» Written problem
Write out the full listing again, exactly as it stands.

— start Data lines —

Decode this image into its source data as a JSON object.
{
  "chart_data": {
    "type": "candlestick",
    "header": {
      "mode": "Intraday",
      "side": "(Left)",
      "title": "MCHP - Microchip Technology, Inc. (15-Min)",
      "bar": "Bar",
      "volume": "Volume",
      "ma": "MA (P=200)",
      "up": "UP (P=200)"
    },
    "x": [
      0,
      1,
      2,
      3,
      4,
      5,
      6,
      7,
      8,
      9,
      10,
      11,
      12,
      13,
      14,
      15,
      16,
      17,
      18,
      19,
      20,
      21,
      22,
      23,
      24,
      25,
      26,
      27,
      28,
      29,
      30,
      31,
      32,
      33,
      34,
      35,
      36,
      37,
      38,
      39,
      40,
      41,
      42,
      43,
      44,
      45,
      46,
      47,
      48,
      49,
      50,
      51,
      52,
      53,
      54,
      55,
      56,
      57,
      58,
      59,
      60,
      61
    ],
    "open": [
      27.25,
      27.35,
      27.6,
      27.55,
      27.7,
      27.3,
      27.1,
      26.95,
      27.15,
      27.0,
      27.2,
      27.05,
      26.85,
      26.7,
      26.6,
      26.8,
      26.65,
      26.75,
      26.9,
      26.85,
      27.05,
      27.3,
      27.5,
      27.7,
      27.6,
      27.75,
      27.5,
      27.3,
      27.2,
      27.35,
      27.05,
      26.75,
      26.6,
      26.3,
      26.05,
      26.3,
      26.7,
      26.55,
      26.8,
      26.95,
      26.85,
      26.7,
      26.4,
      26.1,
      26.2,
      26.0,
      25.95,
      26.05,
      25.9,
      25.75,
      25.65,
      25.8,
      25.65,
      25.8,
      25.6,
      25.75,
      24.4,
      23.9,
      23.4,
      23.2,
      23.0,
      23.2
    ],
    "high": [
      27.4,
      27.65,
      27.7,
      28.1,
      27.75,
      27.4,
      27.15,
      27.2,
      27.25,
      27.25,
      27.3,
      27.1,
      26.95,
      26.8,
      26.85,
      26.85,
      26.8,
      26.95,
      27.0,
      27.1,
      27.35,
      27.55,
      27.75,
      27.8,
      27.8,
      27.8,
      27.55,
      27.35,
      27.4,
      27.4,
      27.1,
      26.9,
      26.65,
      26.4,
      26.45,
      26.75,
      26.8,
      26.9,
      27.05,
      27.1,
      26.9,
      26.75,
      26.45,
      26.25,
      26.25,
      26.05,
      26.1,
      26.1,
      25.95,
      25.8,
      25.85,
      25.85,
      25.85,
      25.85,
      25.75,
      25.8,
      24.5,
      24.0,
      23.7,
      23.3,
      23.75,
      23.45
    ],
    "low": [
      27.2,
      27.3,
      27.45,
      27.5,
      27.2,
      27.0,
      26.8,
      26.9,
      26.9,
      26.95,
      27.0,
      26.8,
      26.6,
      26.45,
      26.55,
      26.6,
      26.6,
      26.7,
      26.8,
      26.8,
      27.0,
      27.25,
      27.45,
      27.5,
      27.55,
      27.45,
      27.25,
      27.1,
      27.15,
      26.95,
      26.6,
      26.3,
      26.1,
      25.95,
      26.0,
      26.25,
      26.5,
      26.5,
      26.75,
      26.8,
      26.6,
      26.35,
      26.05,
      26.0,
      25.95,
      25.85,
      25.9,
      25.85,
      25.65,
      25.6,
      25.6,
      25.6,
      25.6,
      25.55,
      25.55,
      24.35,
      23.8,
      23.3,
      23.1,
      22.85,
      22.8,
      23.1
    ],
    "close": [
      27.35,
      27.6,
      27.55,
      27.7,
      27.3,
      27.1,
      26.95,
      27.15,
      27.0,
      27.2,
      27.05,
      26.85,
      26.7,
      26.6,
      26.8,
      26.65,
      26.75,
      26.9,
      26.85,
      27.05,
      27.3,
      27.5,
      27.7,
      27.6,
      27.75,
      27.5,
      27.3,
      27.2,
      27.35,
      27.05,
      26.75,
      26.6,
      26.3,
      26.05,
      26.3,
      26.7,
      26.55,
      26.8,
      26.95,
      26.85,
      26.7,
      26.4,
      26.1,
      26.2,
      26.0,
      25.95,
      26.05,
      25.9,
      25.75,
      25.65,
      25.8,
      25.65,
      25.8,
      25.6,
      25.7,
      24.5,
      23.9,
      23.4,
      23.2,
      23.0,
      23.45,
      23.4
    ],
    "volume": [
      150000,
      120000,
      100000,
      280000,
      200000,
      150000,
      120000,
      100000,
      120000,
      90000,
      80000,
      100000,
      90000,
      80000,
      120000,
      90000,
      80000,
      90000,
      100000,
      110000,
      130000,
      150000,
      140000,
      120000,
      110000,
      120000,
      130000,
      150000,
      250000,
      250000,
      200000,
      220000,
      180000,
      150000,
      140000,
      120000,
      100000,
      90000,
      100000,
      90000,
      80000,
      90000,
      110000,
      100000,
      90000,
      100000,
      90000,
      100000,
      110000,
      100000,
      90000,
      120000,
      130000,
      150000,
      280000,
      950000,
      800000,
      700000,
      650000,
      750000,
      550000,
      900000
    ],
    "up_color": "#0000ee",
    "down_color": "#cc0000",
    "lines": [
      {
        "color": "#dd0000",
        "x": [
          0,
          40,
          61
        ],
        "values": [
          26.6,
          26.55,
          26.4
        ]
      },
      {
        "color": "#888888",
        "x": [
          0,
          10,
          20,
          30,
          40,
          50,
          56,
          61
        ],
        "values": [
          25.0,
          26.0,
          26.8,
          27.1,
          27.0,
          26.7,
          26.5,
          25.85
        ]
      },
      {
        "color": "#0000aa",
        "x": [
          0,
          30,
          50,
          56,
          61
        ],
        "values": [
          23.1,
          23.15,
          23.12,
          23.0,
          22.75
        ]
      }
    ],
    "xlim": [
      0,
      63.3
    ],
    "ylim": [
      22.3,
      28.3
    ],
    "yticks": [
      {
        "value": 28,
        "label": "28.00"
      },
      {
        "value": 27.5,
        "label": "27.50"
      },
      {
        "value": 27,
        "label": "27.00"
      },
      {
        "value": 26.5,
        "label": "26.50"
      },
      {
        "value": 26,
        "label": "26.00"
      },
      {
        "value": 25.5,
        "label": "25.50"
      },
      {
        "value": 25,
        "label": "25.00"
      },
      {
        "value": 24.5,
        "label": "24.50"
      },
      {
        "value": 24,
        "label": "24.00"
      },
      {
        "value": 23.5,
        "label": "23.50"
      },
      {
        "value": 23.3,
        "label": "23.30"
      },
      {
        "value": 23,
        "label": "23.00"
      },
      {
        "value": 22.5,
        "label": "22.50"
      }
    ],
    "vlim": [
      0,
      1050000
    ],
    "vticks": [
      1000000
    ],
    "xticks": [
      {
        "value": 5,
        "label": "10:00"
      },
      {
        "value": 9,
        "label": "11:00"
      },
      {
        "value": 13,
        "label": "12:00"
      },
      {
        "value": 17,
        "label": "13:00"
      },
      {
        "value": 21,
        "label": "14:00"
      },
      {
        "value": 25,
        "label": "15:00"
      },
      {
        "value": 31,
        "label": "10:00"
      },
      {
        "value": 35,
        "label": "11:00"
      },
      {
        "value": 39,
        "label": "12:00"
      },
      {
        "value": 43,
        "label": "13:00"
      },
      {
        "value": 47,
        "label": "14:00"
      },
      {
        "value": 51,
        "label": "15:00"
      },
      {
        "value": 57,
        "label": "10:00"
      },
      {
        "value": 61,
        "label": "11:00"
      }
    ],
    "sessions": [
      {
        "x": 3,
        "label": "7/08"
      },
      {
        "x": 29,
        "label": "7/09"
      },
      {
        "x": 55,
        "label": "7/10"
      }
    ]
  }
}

— end Data lines —

» Solution for this task
Decode this image into its source data as a JSON object.
{
  "chart_data": {
    "type": "candlestick",
    "header": {
      "mode": "Intraday",
      "side": "(Left)",
      "title": "MCHP - Microchip Technology, Inc. (15-Min)",
      "bar": "Bar",
      "volume": "Volume",
      "ma": "MA (P=200)",
      "up": "UP (P=200)"
    },
    "x": [
      0,
      1,
      2,
      3,
      4,
      5,
      6,
      7,
      8,
      9,
      10,
      11,
      12,
      13,
      14,
      15,
      16,
      17,
      18,
      19,
      20,
      21,
      22,
      23,
      24,
      25,
      26,
      27,
      28,
      29,
      30,
      31,
      32,
      33,
      34,
      35,
      36,
      37,
      38,
      39,
      40,
      41,
      42,
      43,
      44,
      45,
      46,
      47,
      48,
      49,
      50,
      51,
      52,
      53,
      54,
      55,
      56,
      57,
      58,
      59,
      60,
      61
    ],
    "open": [
      27.25,
      27.35,
      27.6,
      27.55,
      27.7,
      27.3,
      27.1,
      26.95,
      27.15,
      27.0,
      27.2,
      27.05,
      26.85,
      26.7,
      26.6,
      26.8,
      26.65,
      26.75,
      26.9,
      26.85,
      27.05,
      27.3,
      27.5,
      27.7,
      27.6,
      27.75,
      27.5,
      27.3,
      27.2,
      27.35,
      27.05,
      26.75,
      26.6,
      26.3,
      26.05,
      26.3,
      26.7,
      26.55,
      26.8,
      26.95,
      26.85,
      26.7,
      26.4,
      26.1,
      26.2,
      26.0,
      25.95,
      26.05,
      25.9,
      25.75,
      25.65,
      25.8,
      25.65,
      25.8,
      25.6,
      25.75,
      24.4,
      23.9,
      23.4,
      23.2,
      23.0,
      23.2
    ],
    "high": [
      27.4,
      27.65,
      27.7,
      28.1,
      27.75,
      27.4,
      27.15,
      27.2,
      27.25,
      27.25,
      27.3,
      27.1,
      26.95,
      26.8,
      26.85,
      26.85,
      26.8,
      26.95,
      27.0,
      27.1,
      27.35,
      27.55,
      27.75,
      27.8,
      27.8,
      27.8,
      27.55,
      27.35,
      27.4,
      27.4,
      27.1,
      26.9,
      26.65,
      26.4,
      26.45,
      26.75,
      26.8,
      26.9,
      27.05,
      27.1,
      26.9,
      26.75,
      26.45,
      26.25,
      26.25,
      26.05,
      26.1,
      26.1,
      25.95,
      25.8,
      25.85,
      25.85,
      25.85,
      25.85,
      25.75,
      25.8,
      24.5,
      24.0,
      23.7,
      23.3,
      23.75,
      23.45
    ],
    "low": [
      27.2,
      27.3,
      27.45,
      27.5,
      27.2,
      27.0,
      26.8,
      26.9,
      26.9,
      26.95,
      27.0,
      26.8,
      26.6,
      26.45,
      26.55,
      26.6,
      26.6,
      26.7,
      26.8,
      26.8,
      27.0,
      27.25,
      27.45,
      27.5,
      27.55,
      27.45,
      27.25,
      27.1,
      27.15,
      26.95,
      26.6,
      26.3,
      26.1,
      25.95,
      26.0,
      26.25,
      26.5,
      26.5,
      26.75,
      26.8,
      26.6,
      26.35,
      26.05,
      26.0,
      25.95,
      25.85,
      25.9,
      25.85,
      25.65,
      25.6,
      25.6,
      25.6,
      25.6,
      25.55,
      25.55,
      24.35,
      23.8,
      23.3,
      23.1,
      22.85,
      22.8,
      23.1
    ],
    "close": [
      27.35,
      27.6,
      27.55,
      27.7,
      27.3,
      27.1,
      26.95,
      27.15,
      27.0,
      27.2,
      27.05,
      26.85,
      26.7,
      26.6,
      26.8,
      26.65,
      26.75,
      26.9,
      26.85,
      27.05,
      27.3,
      27.5,
      27.7,
      27.6,
      27.75,
      27.5,
      27.3,
      27.2,
      27.35,
      27.05,
      26.75,
      26.6,
      26.3,
      26.05,
      26.3,
      26.7,
      26.55,
      26.8,
      26.95,
      26.85,
      26.7,
      26.4,
      26.1,
      26.2,
      26.0,
      25.95,
      26.05,
      25.9,
      25.75,
      25.65,
      25.8,
      25.65,
      25.8,
      25.6,
      25.7,
      24.5,
      23.9,
      23.4,
      23.2,
      23.0,
      23.45,
      23.4
    ],
    "volume": [
      150000,
      120000,
      100000,
      280000,
      200000,
      150000,
      120000,
      100000,
      120000,
      90000,
      80000,
      100000,
      90000,
      80000,
      120000,
      90000,
      80000,
      90000,
      100000,
      110000,
      130000,
      150000,
      140000,
      120000,
      110000,
      120000,
      130000,
      150000,
      250000,
      250000,
      200000,
      220000,
      180000,
      150000,
      140000,
      120000,
      100000,
      90000,
      100000,
      90000,
      80000,
      90000,
      110000,
      100000,
      90000,
      100000,
      90000,
      100000,
      110000,
      100000,
      90000,
      120000,
      130000,
      150000,
      280000,
      950000,
      800000,
      700000,
      650000,
      750000,
      550000,
      900000
    ],
    "up_color": "#0000ee",
    "down_color": "#cc0000",
    "lines": [
      {
        "color": "#dd0000",
        "x": [
          0,
          40,
          61
        ],
        "values": [
          26.6,
          26.55,
          26.4
        ]
      },
      {
        "color": "#888888",
        "x": [
          0,
          10,
          20,
          30,
          40,
          50,
          56,
          61
        ],
        "values": [
          25.0,
          26.0,
          26.8,
          27.1,
          27.0,
          26.7,
          26.5,
          25.85
        ]
      },
      {
        "color": "#0000aa",
        "x": [
          0,
          30,
          50,
          56,
          61
        ],
        "values": [
          23.1,
          23.15,
          23.12,
          23.0,
          22.75
        ]
      }
    ],
    "xlim": [
      0,
      63.3
    ],
    "ylim": [
      22.3,
      28.3
    ],
    "yticks": [
      {
        "value": 28,
        "label": "28.00"
      },
      {
        "value": 27.5,
        "label": "27.50"
      },
      {
        "value": 27,
        "label": "27.00"
      },
      {
        "value": 26.5,
        "label": "26.50"
      },
      {
        "value": 26,
        "label": "26.00"
      },
      {
        "value": 25.5,
        "label": "25.50"
      },
      {
        "value": 25,
        "label": "25.00"
      },
      {
        "value": 24.5,
        "label": "24.50"
      },
      {
        "value": 24,
        "label": "24.00"
      },
      {
        "value": 23.5,
        "label": "23.50"
      },
      {
        "value": 23.3,
        "label": "23.30"
      },
      {
        "value": 23,
        "label": "23.00"
      },
      {
        "value": 22.5,
        "label": "22.50"
      }
    ],
    "vlim": [
      0,
      1050000
    ],
    "vticks": [
      1000000
    ],
    "xticks": [
      {
        "value": 5,
        "label": "10:00"
      },
      {
        "value": 9,
        "label": "11:00"
      },
      {
        "value": 13,
        "label": "12:00"
      },
      {
        "value": 17,
        "label": "13:00"
      },
      {
        "value": 21,
        "label": "14:00"
      },
      {
        "value": 25,
        "label": "15:00"
      },
      {
        "value": 31,
        "label": "10:00"
      },
      {
        "value": 35,
        "label": "11:00"
      },
      {
        "value": 39,
        "label": "12:00"
      },
      {
        "value": 43,
        "label": "13:00"
      },
      {
        "value": 47,
        "label": "14:00"
      },
      {
        "value": 51,
        "label": "15:00"
      },
      {
        "value": 57,
        "label": "10:00"
      },
      {
        "value": 61,
        "label": "11:00"
      }
    ],
    "sessions": [
      {
        "x": 3,
        "label": "7/08"
      },
      {
        "x": 29,
        "label": "7/09"
      },
      {
        "x": 55,
        "label": "7/10"
      }
    ]
  }
}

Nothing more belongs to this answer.